— Task instructions —
Output the entries below exactly as written, omitting pictures.
** start Stored records **
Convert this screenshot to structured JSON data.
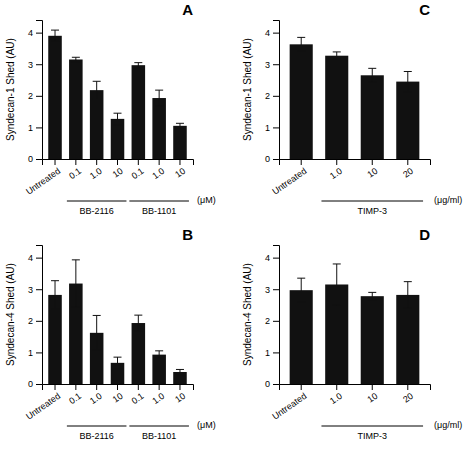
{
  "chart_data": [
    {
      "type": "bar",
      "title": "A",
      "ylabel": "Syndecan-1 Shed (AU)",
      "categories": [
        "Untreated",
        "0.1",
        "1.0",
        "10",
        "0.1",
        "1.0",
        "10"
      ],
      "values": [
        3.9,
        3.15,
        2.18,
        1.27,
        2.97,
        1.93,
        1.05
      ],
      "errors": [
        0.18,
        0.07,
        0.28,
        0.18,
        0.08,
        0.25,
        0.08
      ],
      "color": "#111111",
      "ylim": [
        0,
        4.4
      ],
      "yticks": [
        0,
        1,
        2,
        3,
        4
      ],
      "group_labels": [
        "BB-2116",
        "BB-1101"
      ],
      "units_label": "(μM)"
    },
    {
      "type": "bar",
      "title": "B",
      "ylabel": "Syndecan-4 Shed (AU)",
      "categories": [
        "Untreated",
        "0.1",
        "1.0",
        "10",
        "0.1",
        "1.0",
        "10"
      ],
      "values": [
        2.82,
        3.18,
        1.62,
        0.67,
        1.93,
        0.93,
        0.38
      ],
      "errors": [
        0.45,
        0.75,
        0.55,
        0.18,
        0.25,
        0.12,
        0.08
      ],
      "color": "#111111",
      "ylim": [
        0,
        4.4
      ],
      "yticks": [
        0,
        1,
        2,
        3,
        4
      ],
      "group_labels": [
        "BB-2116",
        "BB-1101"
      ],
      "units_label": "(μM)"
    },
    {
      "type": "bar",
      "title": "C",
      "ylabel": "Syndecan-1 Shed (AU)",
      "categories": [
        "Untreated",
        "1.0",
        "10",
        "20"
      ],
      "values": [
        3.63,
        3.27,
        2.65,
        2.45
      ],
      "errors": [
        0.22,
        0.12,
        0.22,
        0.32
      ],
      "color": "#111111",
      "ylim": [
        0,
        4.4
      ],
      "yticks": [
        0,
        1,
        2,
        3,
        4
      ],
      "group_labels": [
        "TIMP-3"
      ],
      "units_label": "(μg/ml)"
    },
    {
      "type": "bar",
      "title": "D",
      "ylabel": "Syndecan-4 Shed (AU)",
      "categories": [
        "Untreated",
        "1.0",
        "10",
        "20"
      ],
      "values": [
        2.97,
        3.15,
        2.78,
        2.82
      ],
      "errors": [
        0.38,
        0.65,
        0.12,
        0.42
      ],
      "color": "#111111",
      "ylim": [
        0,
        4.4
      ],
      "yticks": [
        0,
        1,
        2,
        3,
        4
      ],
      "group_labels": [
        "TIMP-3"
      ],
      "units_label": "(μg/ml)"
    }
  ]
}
** end Stored records **
— Exercise answer —
Convert this screenshot to structured JSON data.
{
  "chart_data": [
    {
      "type": "bar",
      "title": "A",
      "ylabel": "Syndecan-1 Shed (AU)",
      "categories": [
        "Untreated",
        "0.1",
        "1.0",
        "10",
        "0.1",
        "1.0",
        "10"
      ],
      "values": [
        3.9,
        3.15,
        2.18,
        1.27,
        2.97,
        1.93,
        1.05
      ],
      "errors": [
        0.18,
        0.07,
        0.28,
        0.18,
        0.08,
        0.25,
        0.08
      ],
      "color": "#111111",
      "ylim": [
        0,
        4.4
      ],
      "yticks": [
        0,
        1,
        2,
        3,
        4
      ],
      "group_labels": [
        "BB-2116",
        "BB-1101"
      ],
      "units_label": "(μM)"
    },
    {
      "type": "bar",
      "title": "B",
      "ylabel": "Syndecan-4 Shed (AU)",
      "categories": [
        "Untreated",
        "0.1",
        "1.0",
        "10",
        "0.1",
        "1.0",
        "10"
      ],
      "values": [
        2.82,
        3.18,
        1.62,
        0.67,
        1.93,
        0.93,
        0.38
      ],
      "errors": [
        0.45,
        0.75,
        0.55,
        0.18,
        0.25,
        0.12,
        0.08
      ],
      "color": "#111111",
      "ylim": [
        0,
        4.4
      ],
      "yticks": [
        0,
        1,
        2,
        3,
        4
      ],
      "group_labels": [
        "BB-2116",
        "BB-1101"
      ],
      "units_label": "(μM)"
    },
    {
      "type": "bar",
      "title": "C",
      "ylabel": "Syndecan-1 Shed (AU)",
      "categories": [
        "Untreated",
        "1.0",
        "10",
        "20"
      ],
      "values": [
        3.63,
        3.27,
        2.65,
        2.45
      ],
      "errors": [
        0.22,
        0.12,
        0.22,
        0.32
      ],
      "color": "#111111",
      "ylim": [
        0,
        4.4
      ],
      "yticks": [
        0,
        1,
        2,
        3,
        4
      ],
      "group_labels": [
        "TIMP-3"
      ],
      "units_label": "(μg/ml)"
    },
    {
      "type": "bar",
      "title": "D",
      "ylabel": "Syndecan-4 Shed (AU)",
      "categories": [
        "Untreated",
        "1.0",
        "10",
        "20"
      ],
      "values": [
        2.97,
        3.15,
        2.78,
        2.82
      ],
      "errors": [
        0.38,
        0.65,
        0.12,
        0.42
      ],
      "color": "#111111",
      "ylim": [
        0,
        4.4
      ],
      "yticks": [
        0,
        1,
        2,
        3,
        4
      ],
      "group_labels": [
        "TIMP-3"
      ],
      "units_label": "(μg/ml)"
    }
  ]
}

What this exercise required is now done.